* MATERIALS PROVIDED
------------------------------------

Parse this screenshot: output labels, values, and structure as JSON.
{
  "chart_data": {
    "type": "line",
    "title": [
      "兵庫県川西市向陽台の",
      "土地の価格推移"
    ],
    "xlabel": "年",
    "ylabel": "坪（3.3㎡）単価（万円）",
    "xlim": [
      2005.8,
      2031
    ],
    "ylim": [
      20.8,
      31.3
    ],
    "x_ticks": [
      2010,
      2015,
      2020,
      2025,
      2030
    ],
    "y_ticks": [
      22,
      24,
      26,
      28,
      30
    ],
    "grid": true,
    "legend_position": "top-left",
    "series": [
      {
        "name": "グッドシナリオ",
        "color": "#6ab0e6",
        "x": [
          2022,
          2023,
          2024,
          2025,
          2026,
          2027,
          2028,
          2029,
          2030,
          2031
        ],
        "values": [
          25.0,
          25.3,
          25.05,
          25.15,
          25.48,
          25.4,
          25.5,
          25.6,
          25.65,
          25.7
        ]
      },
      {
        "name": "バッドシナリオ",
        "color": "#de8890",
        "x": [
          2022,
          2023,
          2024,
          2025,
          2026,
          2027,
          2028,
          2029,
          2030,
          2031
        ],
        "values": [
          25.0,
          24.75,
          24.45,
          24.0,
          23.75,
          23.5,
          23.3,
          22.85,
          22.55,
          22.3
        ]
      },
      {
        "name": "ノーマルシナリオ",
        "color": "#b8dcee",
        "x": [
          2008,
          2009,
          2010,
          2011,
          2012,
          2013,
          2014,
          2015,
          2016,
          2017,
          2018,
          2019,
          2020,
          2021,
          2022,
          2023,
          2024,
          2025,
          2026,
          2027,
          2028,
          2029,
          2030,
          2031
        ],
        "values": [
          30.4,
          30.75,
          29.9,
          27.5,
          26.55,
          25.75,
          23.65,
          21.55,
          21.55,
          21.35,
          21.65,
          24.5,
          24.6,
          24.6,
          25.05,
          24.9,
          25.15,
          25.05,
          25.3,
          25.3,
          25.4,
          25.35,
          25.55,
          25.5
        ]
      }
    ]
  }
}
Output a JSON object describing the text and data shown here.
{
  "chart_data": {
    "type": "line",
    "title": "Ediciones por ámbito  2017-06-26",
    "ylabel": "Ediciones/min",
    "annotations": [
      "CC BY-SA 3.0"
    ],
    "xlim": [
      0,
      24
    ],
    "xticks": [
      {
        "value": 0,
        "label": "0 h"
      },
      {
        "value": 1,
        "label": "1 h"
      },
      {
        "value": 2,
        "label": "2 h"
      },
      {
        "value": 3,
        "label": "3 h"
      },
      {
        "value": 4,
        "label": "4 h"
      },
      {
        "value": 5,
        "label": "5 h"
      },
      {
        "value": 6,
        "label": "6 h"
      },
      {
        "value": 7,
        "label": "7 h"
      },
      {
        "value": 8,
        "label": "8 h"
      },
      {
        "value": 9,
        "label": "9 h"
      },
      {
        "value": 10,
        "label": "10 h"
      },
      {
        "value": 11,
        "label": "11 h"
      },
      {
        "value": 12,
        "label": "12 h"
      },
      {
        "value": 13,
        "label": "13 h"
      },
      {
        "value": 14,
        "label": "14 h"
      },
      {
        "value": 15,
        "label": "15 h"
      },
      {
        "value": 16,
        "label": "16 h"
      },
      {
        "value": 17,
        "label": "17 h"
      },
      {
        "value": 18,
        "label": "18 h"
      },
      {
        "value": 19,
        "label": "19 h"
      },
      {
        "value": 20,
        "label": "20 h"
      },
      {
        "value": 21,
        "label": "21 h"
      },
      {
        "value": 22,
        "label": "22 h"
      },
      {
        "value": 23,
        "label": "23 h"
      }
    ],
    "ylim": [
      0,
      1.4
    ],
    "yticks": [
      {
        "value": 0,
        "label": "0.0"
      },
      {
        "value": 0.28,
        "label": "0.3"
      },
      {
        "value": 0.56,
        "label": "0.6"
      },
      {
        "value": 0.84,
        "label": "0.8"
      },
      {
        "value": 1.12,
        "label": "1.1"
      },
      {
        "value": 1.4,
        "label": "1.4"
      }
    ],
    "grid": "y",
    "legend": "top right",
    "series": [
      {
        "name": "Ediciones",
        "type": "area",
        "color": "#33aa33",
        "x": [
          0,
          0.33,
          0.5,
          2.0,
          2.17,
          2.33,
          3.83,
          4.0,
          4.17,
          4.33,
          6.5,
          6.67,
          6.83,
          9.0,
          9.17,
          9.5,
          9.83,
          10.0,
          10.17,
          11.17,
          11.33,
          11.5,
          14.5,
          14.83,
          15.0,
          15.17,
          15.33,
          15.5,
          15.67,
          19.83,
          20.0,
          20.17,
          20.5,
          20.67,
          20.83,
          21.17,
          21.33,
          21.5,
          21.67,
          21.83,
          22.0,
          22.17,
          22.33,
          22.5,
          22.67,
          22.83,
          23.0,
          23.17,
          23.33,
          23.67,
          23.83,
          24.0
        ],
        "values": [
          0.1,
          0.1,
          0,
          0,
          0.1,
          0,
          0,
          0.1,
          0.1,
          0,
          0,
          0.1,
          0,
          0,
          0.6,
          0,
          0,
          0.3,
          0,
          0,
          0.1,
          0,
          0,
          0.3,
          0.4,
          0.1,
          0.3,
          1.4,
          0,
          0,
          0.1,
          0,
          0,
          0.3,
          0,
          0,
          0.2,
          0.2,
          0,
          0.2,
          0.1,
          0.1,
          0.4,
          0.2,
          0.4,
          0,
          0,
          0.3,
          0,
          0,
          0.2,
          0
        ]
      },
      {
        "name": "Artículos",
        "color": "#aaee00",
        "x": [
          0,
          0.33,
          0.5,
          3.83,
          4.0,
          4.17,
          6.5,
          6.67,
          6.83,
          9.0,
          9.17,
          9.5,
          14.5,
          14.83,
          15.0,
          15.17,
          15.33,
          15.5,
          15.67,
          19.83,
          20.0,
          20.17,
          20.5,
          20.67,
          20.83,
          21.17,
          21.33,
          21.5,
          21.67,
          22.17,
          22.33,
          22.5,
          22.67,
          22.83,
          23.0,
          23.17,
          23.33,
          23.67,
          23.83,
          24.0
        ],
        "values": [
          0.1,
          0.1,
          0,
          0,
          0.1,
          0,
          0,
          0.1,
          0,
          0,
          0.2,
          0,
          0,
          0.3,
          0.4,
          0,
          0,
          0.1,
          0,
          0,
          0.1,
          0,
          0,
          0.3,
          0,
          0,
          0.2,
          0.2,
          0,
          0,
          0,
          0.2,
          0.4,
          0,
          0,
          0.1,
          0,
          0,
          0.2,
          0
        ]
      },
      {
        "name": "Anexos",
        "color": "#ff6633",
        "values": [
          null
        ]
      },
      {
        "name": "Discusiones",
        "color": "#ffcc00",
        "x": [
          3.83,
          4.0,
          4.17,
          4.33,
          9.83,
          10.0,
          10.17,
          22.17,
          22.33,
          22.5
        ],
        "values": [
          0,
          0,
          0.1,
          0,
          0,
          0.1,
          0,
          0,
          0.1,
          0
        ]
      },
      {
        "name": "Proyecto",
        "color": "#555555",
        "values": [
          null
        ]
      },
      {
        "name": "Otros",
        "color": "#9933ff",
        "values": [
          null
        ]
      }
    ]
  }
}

------------------------------------

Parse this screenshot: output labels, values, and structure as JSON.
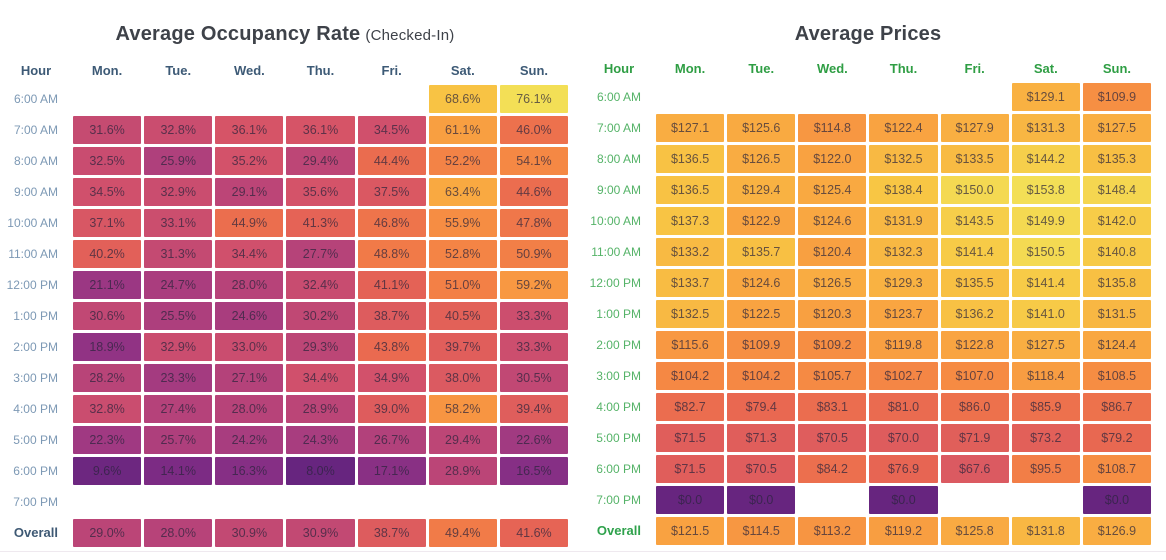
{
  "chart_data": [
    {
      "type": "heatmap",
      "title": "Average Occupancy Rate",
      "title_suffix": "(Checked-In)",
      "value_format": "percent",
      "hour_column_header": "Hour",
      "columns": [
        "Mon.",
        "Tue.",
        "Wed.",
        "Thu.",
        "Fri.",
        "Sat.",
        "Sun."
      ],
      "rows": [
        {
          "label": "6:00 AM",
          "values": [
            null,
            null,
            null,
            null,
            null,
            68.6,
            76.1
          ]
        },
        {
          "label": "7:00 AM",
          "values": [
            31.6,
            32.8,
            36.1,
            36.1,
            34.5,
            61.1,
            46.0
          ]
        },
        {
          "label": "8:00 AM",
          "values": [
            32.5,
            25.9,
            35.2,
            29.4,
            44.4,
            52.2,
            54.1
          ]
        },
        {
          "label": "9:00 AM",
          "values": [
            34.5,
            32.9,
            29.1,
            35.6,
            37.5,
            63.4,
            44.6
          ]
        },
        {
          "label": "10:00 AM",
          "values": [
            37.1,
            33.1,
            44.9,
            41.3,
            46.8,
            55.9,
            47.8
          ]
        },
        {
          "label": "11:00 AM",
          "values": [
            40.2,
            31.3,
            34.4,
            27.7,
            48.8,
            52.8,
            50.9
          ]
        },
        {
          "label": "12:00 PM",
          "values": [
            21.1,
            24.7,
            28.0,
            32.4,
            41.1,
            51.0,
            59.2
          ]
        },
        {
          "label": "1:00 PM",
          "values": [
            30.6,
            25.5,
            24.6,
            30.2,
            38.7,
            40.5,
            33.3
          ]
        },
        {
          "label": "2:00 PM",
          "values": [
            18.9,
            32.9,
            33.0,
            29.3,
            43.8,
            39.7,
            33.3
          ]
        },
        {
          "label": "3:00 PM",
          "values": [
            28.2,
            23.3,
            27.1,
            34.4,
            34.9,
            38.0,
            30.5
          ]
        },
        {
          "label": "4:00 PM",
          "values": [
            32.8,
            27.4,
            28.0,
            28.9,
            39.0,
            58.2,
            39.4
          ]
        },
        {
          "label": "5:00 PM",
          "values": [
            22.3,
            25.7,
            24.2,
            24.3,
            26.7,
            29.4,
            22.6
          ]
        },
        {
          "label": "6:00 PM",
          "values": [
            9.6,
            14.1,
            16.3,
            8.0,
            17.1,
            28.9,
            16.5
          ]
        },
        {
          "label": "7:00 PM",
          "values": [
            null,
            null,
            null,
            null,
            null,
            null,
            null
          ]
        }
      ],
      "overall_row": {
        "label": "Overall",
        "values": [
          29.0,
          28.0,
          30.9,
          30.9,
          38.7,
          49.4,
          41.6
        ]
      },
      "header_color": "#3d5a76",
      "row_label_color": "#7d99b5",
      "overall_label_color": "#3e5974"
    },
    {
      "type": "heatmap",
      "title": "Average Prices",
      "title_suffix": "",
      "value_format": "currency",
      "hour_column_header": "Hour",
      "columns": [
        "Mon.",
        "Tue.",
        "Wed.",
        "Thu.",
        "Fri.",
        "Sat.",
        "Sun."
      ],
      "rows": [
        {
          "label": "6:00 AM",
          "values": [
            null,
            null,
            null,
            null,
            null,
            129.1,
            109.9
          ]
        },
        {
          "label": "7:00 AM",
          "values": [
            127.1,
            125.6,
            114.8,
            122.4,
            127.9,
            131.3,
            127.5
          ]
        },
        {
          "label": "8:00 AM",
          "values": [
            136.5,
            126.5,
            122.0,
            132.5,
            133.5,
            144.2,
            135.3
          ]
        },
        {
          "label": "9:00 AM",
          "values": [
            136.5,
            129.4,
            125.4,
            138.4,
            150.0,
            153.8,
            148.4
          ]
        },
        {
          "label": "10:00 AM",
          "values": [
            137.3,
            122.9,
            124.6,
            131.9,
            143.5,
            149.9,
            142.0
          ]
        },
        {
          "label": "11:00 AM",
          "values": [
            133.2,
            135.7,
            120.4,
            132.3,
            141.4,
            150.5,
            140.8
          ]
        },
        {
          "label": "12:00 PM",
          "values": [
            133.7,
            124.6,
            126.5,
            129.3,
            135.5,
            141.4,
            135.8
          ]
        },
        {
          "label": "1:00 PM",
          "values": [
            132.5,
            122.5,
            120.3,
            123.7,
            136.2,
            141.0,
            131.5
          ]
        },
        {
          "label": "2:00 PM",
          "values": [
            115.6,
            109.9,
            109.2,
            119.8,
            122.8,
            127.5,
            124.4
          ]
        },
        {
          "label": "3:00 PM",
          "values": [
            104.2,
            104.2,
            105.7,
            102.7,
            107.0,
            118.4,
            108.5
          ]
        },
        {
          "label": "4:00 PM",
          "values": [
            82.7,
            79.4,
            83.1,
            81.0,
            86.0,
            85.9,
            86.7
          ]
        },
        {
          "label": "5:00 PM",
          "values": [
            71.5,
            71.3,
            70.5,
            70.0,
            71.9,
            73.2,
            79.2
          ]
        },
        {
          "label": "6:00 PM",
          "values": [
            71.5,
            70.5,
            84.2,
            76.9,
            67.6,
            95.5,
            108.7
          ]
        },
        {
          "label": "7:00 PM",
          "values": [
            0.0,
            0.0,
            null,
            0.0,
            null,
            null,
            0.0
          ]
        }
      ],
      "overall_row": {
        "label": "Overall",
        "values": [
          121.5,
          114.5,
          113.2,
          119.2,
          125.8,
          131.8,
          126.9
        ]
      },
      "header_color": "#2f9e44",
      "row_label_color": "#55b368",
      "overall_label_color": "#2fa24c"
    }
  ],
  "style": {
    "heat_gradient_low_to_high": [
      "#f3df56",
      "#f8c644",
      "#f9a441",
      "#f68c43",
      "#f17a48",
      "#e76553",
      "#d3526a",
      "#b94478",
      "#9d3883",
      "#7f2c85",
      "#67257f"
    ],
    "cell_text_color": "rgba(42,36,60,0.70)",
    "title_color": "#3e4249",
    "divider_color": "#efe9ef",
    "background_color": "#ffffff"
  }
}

------------------------------------

* AIM OF THE TASK
Copy all lines from the entries that contain the word "Ediciones".

* ANSWER TO THIS TASK
    "title": "Ediciones por ámbito  2017-06-26",
    "ylabel": "Ediciones/min",
        "name": "Ediciones",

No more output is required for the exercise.